Repeat the line that contains "What's the underlying" and all lines after it through the end, exactly as they are, minus the pictures.

──────── Information provided ────────

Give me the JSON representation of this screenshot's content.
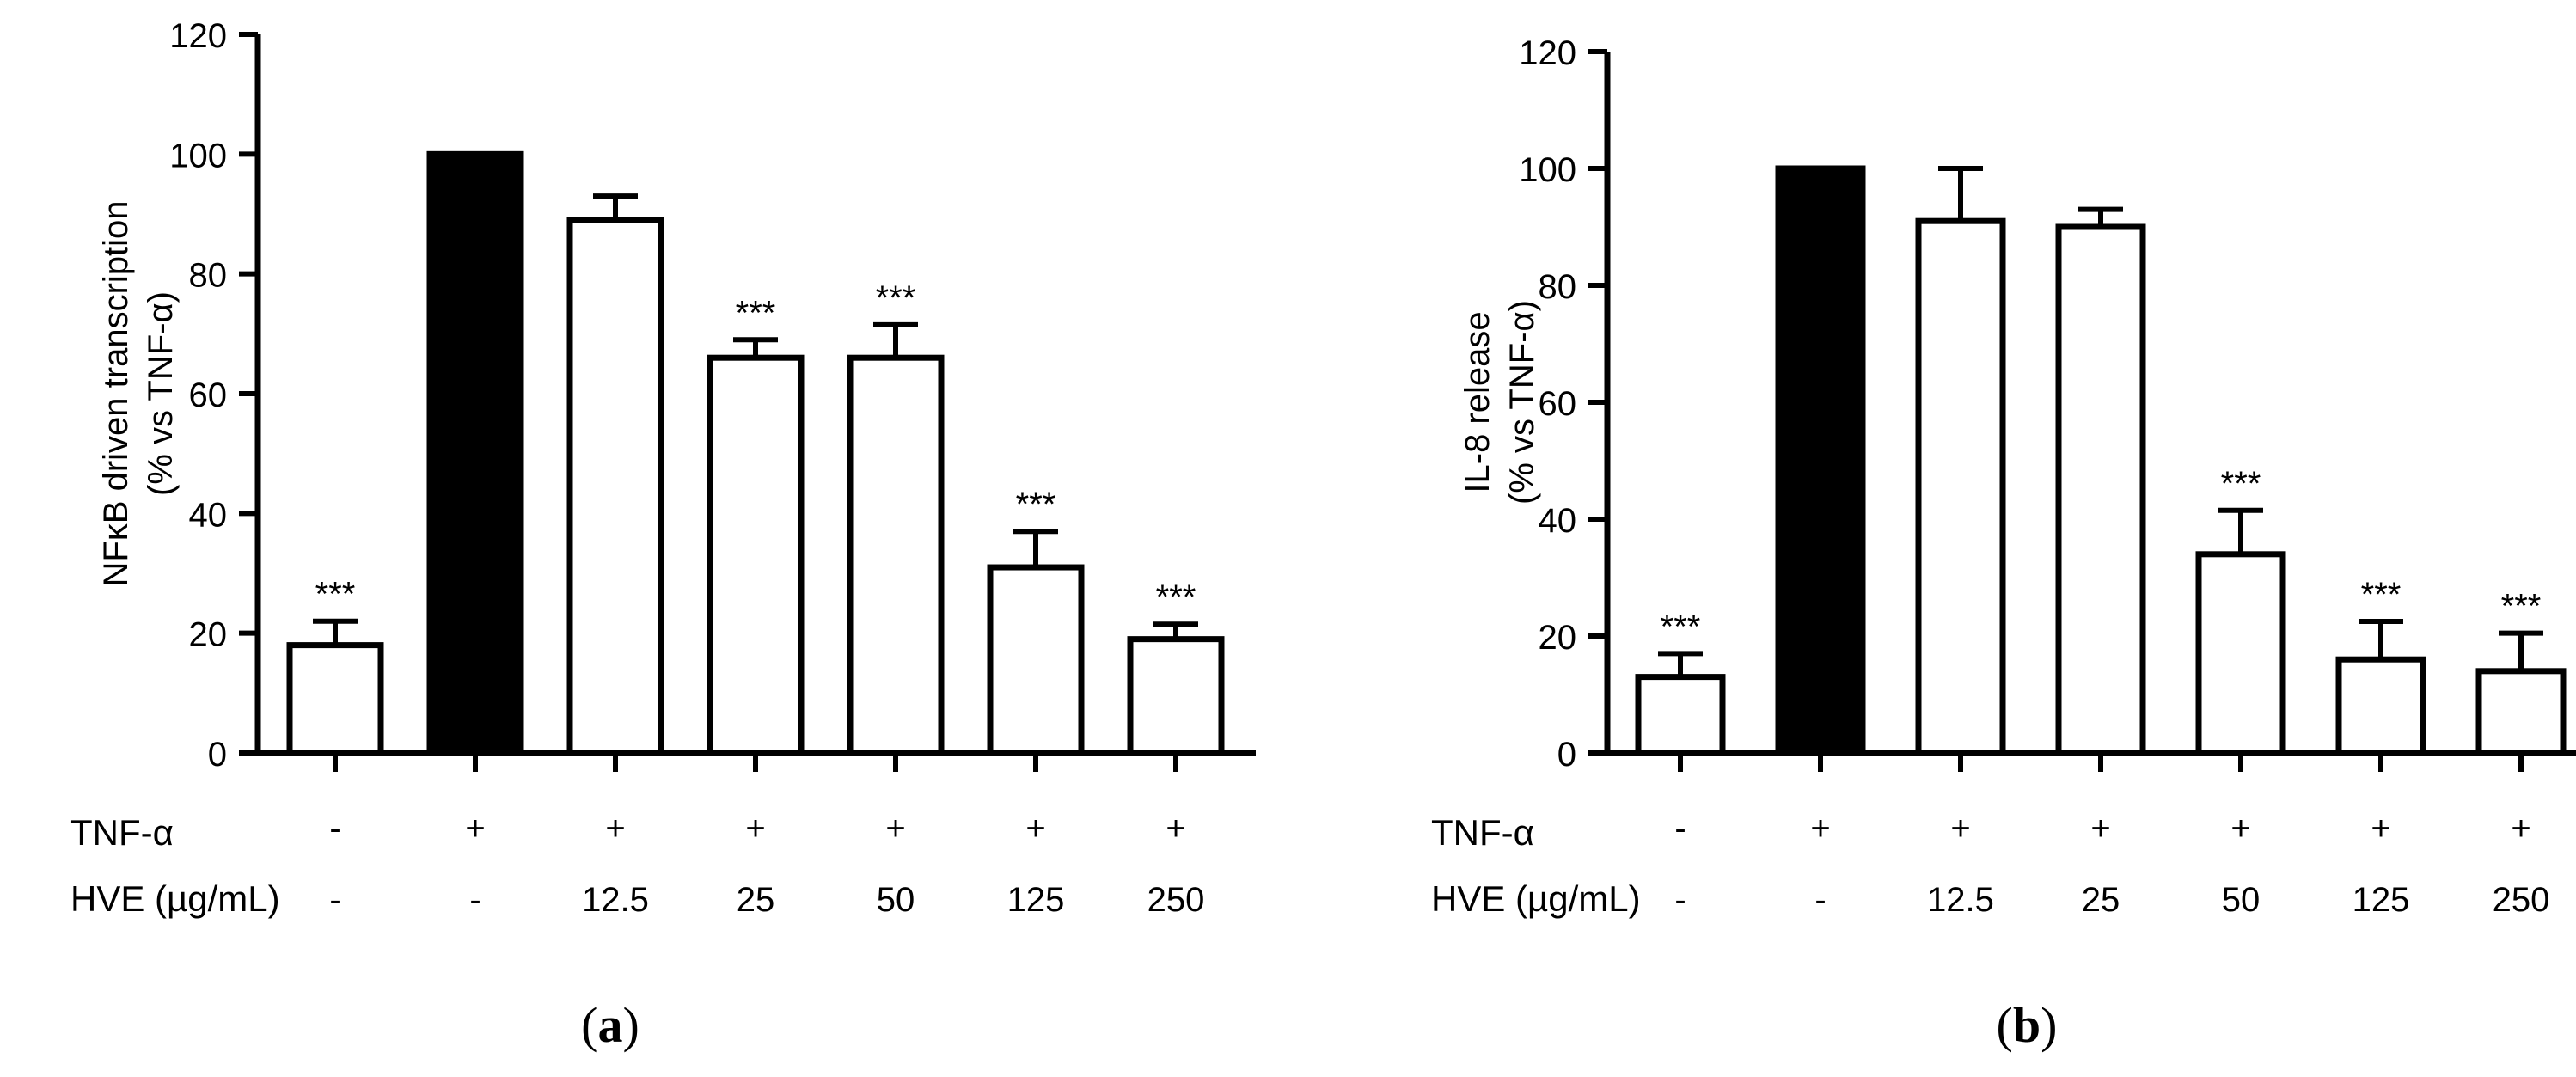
{
  "chart_data": [
    {
      "type": "bar",
      "panel": "a",
      "panel_label": "a",
      "ylabel_line1": "NFκB driven transcription",
      "ylabel_line2": "(% vs TNF-α)",
      "ylim": [
        0,
        120
      ],
      "yticks": [
        "0",
        "20",
        "40",
        "60",
        "80",
        "100",
        "120"
      ],
      "values": [
        18,
        100,
        89,
        66,
        66,
        31,
        19
      ],
      "errors": [
        4,
        0,
        4,
        3,
        5.5,
        6,
        2.5
      ],
      "fills": [
        "white",
        "black",
        "white",
        "white",
        "white",
        "white",
        "white"
      ],
      "significance": [
        "***",
        "",
        "",
        "***",
        "***",
        "***",
        "***"
      ],
      "row_labels": [
        "TNF-α",
        "HVE (µg/mL)"
      ],
      "tnf_row": [
        "-",
        "+",
        "+",
        "+",
        "+",
        "+",
        "+"
      ],
      "hve_row": [
        "-",
        "-",
        "12.5",
        "25",
        "50",
        "125",
        "250"
      ]
    },
    {
      "type": "bar",
      "panel": "b",
      "panel_label": "b",
      "ylabel_line1": "IL-8 release",
      "ylabel_line2": "(% vs TNF-α)",
      "ylim": [
        0,
        120
      ],
      "yticks": [
        "0",
        "20",
        "40",
        "60",
        "80",
        "100",
        "120"
      ],
      "values": [
        13,
        100,
        91,
        90,
        34,
        16,
        14
      ],
      "errors": [
        4,
        0,
        9,
        3,
        7.5,
        6.5,
        6.5
      ],
      "fills": [
        "white",
        "black",
        "white",
        "white",
        "white",
        "white",
        "white"
      ],
      "significance": [
        "***",
        "",
        "",
        "",
        "***",
        "***",
        "***"
      ],
      "row_labels": [
        "TNF-α",
        "HVE (µg/mL)"
      ],
      "tnf_row": [
        "-",
        "+",
        "+",
        "+",
        "+",
        "+",
        "+"
      ],
      "hve_row": [
        "-",
        "-",
        "12.5",
        "25",
        "50",
        "125",
        "250"
      ]
    }
  ]
}
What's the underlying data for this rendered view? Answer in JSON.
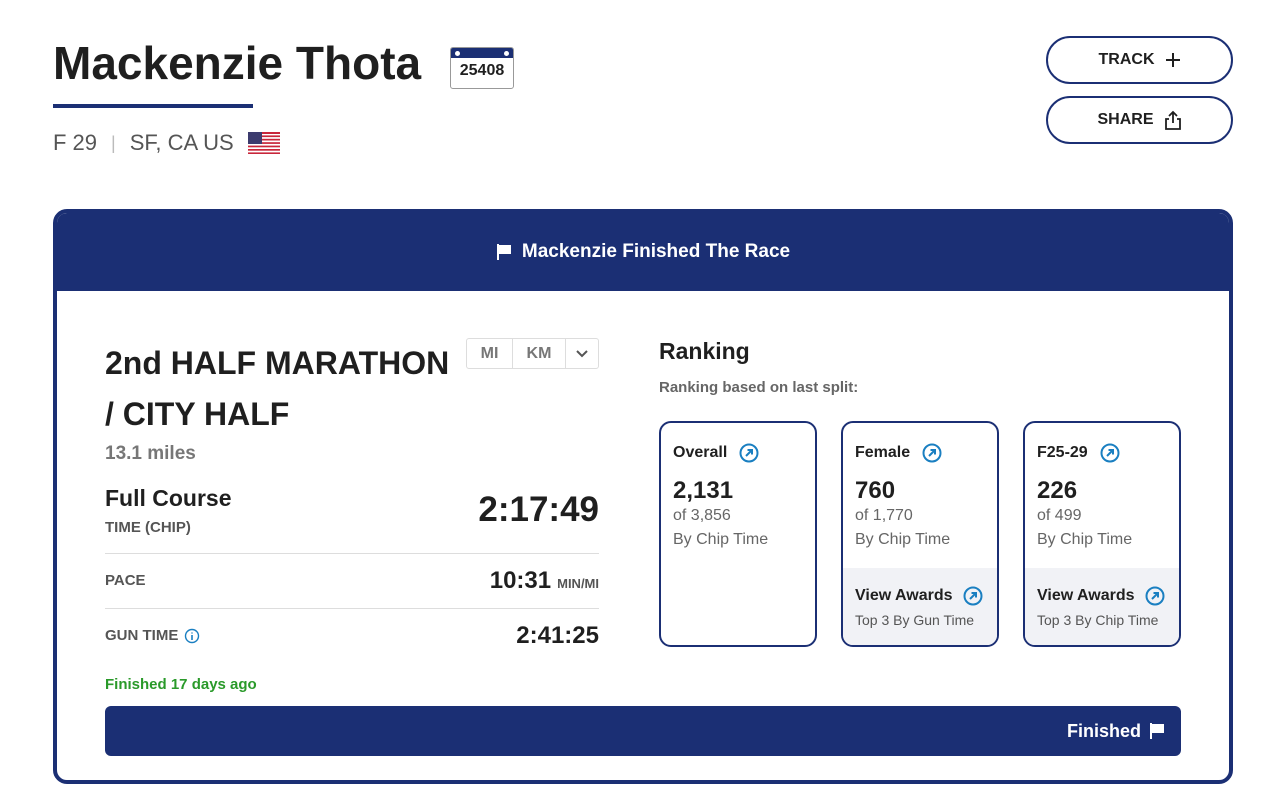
{
  "header": {
    "name": "Mackenzie Thota",
    "bib": "25408",
    "gender_age": "F 29",
    "location": "SF, CA US",
    "track": "TRACK",
    "share": "SHARE"
  },
  "banner": "Mackenzie Finished The Race",
  "race": {
    "title": "2nd HALF MARATHON / CITY HALF",
    "distance": "13.1 miles",
    "units": [
      "MI",
      "KM"
    ],
    "course": "Full Course",
    "time_label": "TIME (CHIP)",
    "time": "2:17:49",
    "pace_label": "PACE",
    "pace": "10:31",
    "pace_unit": "MIN/MI",
    "gun_label": "GUN TIME",
    "gun_time": "2:41:25",
    "finished_ago": "Finished 17 days ago",
    "status": "Finished"
  },
  "ranking": {
    "title": "Ranking",
    "subtitle": "Ranking based on last split:",
    "cards": [
      {
        "label": "Overall",
        "rank": "2,131",
        "of": "of 3,856",
        "by": "By Chip Time"
      },
      {
        "label": "Female",
        "rank": "760",
        "of": "of 1,770",
        "by": "By Chip Time",
        "awards": "View Awards",
        "awards_note": "Top 3 By Gun Time"
      },
      {
        "label": "F25-29",
        "rank": "226",
        "of": "of 499",
        "by": "By Chip Time",
        "awards": "View Awards",
        "awards_note": "Top 3 By Chip Time"
      }
    ]
  }
}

────────

Output of the task
What's the underlying data for this rendered view? Answer in JSON.
{
  "header": {
    "name": "Mackenzie Thota",
    "bib": "25408",
    "gender_age": "F 29",
    "location": "SF, CA US",
    "track": "TRACK",
    "share": "SHARE"
  },
  "banner": "Mackenzie Finished The Race",
  "race": {
    "title": "2nd HALF MARATHON / CITY HALF",
    "distance": "13.1 miles",
    "units": [
      "MI",
      "KM"
    ],
    "course": "Full Course",
    "time_label": "TIME (CHIP)",
    "time": "2:17:49",
    "pace_label": "PACE",
    "pace": "10:31",
    "pace_unit": "MIN/MI",
    "gun_label": "GUN TIME",
    "gun_time": "2:41:25",
    "finished_ago": "Finished 17 days ago",
    "status": "Finished"
  },
  "ranking": {
    "title": "Ranking",
    "subtitle": "Ranking based on last split:",
    "cards": [
      {
        "label": "Overall",
        "rank": "2,131",
        "of": "of 3,856",
        "by": "By Chip Time"
      },
      {
        "label": "Female",
        "rank": "760",
        "of": "of 1,770",
        "by": "By Chip Time",
        "awards": "View Awards",
        "awards_note": "Top 3 By Gun Time"
      },
      {
        "label": "F25-29",
        "rank": "226",
        "of": "of 499",
        "by": "By Chip Time",
        "awards": "View Awards",
        "awards_note": "Top 3 By Chip Time"
      }
    ]
  }
}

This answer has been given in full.